Aim.
Exactly repeat the full listing that follows.

^^^^^^^^^^^^^^^^

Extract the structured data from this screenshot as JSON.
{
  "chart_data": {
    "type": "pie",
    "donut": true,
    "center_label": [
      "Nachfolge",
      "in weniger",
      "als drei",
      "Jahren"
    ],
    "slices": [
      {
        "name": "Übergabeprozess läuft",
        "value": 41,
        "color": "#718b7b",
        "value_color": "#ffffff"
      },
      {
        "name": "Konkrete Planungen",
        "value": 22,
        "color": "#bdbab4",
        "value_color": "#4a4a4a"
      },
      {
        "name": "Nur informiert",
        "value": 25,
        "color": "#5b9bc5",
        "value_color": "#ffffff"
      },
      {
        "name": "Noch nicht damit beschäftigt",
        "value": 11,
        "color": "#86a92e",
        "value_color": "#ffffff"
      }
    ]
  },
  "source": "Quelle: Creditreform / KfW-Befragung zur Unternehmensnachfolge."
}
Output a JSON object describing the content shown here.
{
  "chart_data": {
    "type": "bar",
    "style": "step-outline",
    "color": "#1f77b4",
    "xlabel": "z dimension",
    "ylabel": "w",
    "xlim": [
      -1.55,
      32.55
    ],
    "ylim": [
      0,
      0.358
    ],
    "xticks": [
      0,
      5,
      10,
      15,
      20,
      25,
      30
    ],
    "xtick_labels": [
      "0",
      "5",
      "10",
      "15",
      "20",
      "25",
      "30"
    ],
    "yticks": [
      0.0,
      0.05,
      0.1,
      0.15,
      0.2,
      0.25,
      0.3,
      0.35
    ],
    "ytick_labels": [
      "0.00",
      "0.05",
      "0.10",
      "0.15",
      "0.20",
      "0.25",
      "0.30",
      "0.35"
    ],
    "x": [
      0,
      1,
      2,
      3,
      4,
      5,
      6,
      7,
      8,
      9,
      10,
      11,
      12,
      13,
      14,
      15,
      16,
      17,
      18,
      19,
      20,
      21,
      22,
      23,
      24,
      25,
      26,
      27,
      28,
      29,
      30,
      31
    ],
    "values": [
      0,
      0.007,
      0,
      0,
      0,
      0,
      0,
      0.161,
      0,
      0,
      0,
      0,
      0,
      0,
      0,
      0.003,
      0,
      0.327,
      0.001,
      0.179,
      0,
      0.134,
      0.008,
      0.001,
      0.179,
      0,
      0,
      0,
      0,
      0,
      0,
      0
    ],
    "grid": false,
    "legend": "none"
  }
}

^^^^^^^^^^^^^^^^

Task response.
Extract the structured data from this screenshot as JSON.
{
  "chart_data": {
    "type": "pie",
    "donut": true,
    "center_label": [
      "Nachfolge",
      "in weniger",
      "als drei",
      "Jahren"
    ],
    "slices": [
      {
        "name": "Übergabeprozess läuft",
        "value": 41,
        "color": "#718b7b",
        "value_color": "#ffffff"
      },
      {
        "name": "Konkrete Planungen",
        "value": 22,
        "color": "#bdbab4",
        "value_color": "#4a4a4a"
      },
      {
        "name": "Nur informiert",
        "value": 25,
        "color": "#5b9bc5",
        "value_color": "#ffffff"
      },
      {
        "name": "Noch nicht damit beschäftigt",
        "value": 11,
        "color": "#86a92e",
        "value_color": "#ffffff"
      }
    ]
  },
  "source": "Quelle: Creditreform / KfW-Befragung zur Unternehmensnachfolge."
}
Output a JSON object describing the content shown here.
{
  "chart_data": {
    "type": "bar",
    "style": "step-outline",
    "color": "#1f77b4",
    "xlabel": "z dimension",
    "ylabel": "w",
    "xlim": [
      -1.55,
      32.55
    ],
    "ylim": [
      0,
      0.358
    ],
    "xticks": [
      0,
      5,
      10,
      15,
      20,
      25,
      30
    ],
    "xtick_labels": [
      "0",
      "5",
      "10",
      "15",
      "20",
      "25",
      "30"
    ],
    "yticks": [
      0.0,
      0.05,
      0.1,
      0.15,
      0.2,
      0.25,
      0.3,
      0.35
    ],
    "ytick_labels": [
      "0.00",
      "0.05",
      "0.10",
      "0.15",
      "0.20",
      "0.25",
      "0.30",
      "0.35"
    ],
    "x": [
      0,
      1,
      2,
      3,
      4,
      5,
      6,
      7,
      8,
      9,
      10,
      11,
      12,
      13,
      14,
      15,
      16,
      17,
      18,
      19,
      20,
      21,
      22,
      23,
      24,
      25,
      26,
      27,
      28,
      29,
      30,
      31
    ],
    "values": [
      0,
      0.007,
      0,
      0,
      0,
      0,
      0,
      0.161,
      0,
      0,
      0,
      0,
      0,
      0,
      0,
      0.003,
      0,
      0.327,
      0.001,
      0.179,
      0,
      0.134,
      0.008,
      0.001,
      0.179,
      0,
      0,
      0,
      0,
      0,
      0,
      0
    ],
    "grid": false,
    "legend": "none"
  }
}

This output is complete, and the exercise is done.